**Exercise**
Extend the passage about white tea with a few more paragraphs that pick up right after its last sentence.

**Supplied text**

--------------------------------

It was customary between (600 CE and 1300 CE) for a tribute to be paid to the Emperors of the imperial dynasty in the form of white tea. In its earliest avatar, it was plucked in the height of spring, washed in the clearest waters of the river, air dried and then pounded - the making of tea was an event in itself. So rare and fine was the taste that only the richest could afford it.
However, white tea as we understand it grew in the Fujian region of China in the 17th century. Since they were minimally processed, there was no way it could be made available outside of the region, for it would simply spoil. With the advent of industrialisation however, the world began to realise just why white tea is what it is.
The freshness of new growth
Harvested before the tea plant's leaves open fully, at a time the buds are covered by little white hairs, the tea is appropriately named for what it represents: subtle notes, freshness and delicacy.
Like all other teas—green, black and oolong—white tea is a product of the Camellia Sinensis plant—an evergreen bush that is found in both India and China. While numerous hybrids have evolved from the tea in different parts of the world, it is ultimately a combination of the variety of tea plant and how the plant's leaves are processed that differentiates the taste of the teas.

--------------------------------

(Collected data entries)
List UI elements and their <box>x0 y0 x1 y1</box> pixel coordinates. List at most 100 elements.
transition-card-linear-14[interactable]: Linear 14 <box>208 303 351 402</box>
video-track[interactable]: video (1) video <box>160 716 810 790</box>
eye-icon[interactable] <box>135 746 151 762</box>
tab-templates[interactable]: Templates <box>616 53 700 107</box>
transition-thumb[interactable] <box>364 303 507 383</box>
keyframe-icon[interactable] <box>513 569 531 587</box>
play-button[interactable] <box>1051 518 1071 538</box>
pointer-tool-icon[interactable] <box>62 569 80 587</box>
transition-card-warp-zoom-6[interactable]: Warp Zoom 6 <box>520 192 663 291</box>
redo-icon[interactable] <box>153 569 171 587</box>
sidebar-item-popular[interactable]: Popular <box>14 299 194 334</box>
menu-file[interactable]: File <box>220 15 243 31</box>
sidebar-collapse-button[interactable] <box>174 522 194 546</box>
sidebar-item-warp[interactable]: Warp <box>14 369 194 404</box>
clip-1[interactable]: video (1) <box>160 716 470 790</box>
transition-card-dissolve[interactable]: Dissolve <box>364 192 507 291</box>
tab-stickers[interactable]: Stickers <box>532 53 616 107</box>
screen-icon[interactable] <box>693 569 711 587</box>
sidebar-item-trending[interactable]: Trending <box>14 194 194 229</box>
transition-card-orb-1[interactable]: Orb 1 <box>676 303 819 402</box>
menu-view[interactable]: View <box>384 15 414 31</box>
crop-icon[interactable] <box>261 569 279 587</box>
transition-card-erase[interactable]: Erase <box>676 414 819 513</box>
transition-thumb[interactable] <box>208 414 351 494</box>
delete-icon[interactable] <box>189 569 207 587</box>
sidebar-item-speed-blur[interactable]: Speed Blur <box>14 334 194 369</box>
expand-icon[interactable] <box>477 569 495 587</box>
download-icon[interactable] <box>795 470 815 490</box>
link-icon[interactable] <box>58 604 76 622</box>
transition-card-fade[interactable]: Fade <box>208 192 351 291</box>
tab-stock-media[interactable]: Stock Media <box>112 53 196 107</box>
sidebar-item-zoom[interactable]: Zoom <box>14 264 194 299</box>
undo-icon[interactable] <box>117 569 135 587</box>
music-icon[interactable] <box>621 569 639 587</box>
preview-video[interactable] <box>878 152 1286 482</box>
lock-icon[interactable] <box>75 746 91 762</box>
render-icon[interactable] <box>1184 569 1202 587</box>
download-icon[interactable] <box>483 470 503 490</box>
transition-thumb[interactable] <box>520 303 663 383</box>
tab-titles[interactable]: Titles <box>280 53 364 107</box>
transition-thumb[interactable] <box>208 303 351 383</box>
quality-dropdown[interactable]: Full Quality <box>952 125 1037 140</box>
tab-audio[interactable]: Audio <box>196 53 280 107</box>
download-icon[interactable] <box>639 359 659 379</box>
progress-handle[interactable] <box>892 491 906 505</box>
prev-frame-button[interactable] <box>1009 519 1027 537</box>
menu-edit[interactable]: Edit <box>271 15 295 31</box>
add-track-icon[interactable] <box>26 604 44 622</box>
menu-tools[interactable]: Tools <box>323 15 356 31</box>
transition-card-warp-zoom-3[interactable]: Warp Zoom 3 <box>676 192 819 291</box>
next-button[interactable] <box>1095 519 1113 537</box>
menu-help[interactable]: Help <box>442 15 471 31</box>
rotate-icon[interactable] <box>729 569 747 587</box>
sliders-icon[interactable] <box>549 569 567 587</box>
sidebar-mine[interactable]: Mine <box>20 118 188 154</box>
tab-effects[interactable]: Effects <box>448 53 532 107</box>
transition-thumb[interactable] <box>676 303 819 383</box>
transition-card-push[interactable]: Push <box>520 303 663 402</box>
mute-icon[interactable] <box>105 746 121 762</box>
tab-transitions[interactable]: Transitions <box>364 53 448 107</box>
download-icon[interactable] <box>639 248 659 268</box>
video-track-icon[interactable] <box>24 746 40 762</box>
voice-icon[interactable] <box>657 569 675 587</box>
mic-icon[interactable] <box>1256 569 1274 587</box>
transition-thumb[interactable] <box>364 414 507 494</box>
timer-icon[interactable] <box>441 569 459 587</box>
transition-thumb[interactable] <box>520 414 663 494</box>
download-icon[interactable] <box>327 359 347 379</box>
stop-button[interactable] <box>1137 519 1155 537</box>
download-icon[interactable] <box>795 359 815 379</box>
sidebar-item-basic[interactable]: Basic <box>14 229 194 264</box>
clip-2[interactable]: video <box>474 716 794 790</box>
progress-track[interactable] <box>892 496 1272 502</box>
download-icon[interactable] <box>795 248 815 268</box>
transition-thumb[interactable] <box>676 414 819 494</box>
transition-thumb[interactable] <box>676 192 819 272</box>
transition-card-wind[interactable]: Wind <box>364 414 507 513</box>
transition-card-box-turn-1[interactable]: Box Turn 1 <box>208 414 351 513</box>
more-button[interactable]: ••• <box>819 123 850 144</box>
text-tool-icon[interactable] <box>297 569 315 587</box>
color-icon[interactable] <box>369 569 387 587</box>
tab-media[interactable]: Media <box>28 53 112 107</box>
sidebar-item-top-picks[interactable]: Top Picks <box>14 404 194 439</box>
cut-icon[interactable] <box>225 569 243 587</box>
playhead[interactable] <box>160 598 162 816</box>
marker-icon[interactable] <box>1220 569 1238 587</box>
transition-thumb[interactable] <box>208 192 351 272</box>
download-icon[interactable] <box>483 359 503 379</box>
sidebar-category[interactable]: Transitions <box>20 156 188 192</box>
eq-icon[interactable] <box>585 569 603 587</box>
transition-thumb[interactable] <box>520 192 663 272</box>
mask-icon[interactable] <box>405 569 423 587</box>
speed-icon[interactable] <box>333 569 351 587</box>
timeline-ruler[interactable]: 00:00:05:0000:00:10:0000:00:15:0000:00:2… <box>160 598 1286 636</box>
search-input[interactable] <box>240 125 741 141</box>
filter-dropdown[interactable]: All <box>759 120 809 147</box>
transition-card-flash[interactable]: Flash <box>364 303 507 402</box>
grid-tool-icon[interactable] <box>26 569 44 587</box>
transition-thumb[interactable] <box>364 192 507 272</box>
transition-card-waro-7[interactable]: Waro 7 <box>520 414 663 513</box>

--------------------------------

**Final result**
Minimal interference; maximum freshness
Handpicked and hand processed, it's the least artificially treated. Unlike others that are exposed to oxygen post harvesting, darkening their colour and deepening their flavour, this tea is spared the artificial heat. Neither is it rolled, crushed, steamed, fired or roasted. Instead, this new growth is simply picked out and left to dry naturally. Sure enough, some oxidation happens naturally, but since nothing has been done to actively bring it on, this tea retains the freshness and delicacy of the gardens.
Combined with the varied sweet notes of melon, peach, lychee, pomegranate, honeysuckle, even citrusy fruits like lemon and orange and blended with floral aromas like jasmine and rose, a good white tea is akin to all the sights and smells of paradise in your cuppa.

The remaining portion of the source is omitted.